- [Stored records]
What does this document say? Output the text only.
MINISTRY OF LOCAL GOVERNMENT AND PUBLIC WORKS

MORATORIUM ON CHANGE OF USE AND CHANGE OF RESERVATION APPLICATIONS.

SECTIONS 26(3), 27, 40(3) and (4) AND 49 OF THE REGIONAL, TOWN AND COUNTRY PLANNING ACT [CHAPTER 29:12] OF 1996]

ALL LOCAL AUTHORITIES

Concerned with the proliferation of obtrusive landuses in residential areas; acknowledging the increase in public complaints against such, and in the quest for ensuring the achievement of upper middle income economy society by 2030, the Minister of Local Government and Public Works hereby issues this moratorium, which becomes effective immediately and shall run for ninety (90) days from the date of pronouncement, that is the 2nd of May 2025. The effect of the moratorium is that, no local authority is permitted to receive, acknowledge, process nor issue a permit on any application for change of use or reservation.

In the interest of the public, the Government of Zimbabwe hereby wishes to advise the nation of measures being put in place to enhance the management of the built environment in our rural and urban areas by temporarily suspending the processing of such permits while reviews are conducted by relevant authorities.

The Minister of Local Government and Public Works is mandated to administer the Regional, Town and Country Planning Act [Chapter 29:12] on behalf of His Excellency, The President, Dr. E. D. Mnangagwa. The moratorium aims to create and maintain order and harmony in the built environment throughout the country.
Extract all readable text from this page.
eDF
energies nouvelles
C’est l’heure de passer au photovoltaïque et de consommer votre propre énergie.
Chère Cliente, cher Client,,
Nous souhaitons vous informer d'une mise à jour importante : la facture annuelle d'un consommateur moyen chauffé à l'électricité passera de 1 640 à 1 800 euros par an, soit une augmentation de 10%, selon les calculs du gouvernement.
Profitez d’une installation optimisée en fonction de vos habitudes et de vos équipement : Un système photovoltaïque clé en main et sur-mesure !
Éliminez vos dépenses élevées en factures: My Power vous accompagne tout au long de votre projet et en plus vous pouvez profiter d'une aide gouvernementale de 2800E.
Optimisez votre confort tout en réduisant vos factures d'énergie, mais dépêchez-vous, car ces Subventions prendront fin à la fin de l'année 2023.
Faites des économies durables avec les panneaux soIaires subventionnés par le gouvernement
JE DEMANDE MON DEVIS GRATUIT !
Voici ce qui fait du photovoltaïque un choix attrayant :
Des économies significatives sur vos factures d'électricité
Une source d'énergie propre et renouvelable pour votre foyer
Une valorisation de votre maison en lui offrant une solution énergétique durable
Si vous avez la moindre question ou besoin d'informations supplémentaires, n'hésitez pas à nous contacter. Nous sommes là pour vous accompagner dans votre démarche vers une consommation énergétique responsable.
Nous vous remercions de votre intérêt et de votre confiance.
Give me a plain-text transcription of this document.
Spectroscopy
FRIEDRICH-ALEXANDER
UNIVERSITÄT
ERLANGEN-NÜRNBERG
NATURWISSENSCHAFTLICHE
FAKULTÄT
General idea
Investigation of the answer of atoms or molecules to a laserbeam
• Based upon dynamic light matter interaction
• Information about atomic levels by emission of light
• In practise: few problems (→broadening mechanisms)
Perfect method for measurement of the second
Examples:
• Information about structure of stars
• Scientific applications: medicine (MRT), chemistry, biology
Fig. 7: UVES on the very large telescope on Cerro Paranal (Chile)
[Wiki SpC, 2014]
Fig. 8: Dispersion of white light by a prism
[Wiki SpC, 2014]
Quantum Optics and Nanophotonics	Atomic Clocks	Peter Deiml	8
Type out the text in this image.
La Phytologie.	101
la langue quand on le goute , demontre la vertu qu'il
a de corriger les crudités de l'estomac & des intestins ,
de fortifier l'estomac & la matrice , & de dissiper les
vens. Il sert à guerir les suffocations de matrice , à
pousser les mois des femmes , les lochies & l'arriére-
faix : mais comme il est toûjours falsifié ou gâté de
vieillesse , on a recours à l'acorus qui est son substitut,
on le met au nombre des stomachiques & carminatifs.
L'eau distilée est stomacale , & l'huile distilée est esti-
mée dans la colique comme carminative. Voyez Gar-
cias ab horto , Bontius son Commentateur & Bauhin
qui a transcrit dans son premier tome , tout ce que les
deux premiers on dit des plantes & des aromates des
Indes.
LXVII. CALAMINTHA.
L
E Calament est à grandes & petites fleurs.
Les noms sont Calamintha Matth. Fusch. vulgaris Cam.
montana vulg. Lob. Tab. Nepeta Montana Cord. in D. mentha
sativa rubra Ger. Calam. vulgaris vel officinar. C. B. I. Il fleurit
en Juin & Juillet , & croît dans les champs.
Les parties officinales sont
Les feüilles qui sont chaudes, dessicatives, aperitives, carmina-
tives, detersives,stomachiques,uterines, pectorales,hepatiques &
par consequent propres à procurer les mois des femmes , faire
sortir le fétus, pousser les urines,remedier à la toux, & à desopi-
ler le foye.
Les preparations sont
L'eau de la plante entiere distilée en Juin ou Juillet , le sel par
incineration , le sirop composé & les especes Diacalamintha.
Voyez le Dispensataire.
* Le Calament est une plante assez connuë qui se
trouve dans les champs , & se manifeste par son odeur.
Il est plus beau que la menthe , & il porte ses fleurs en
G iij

- [What you should do] Show each line in the entries that holds the string "tout".

- [Complete answer]
Éliminez vos dépenses élevées en factures: My Power vous accompagne tout au long de votre projet et en plus vous pouvez profiter d'une aide gouvernementale de 2800E.
Optimisez votre confort tout en réduisant vos factures d'énergie, mais dépêchez-vous, car ces Subventions prendront fin à la fin de l'année 2023.
qui a transcrit dans son premier tome , tout ce que les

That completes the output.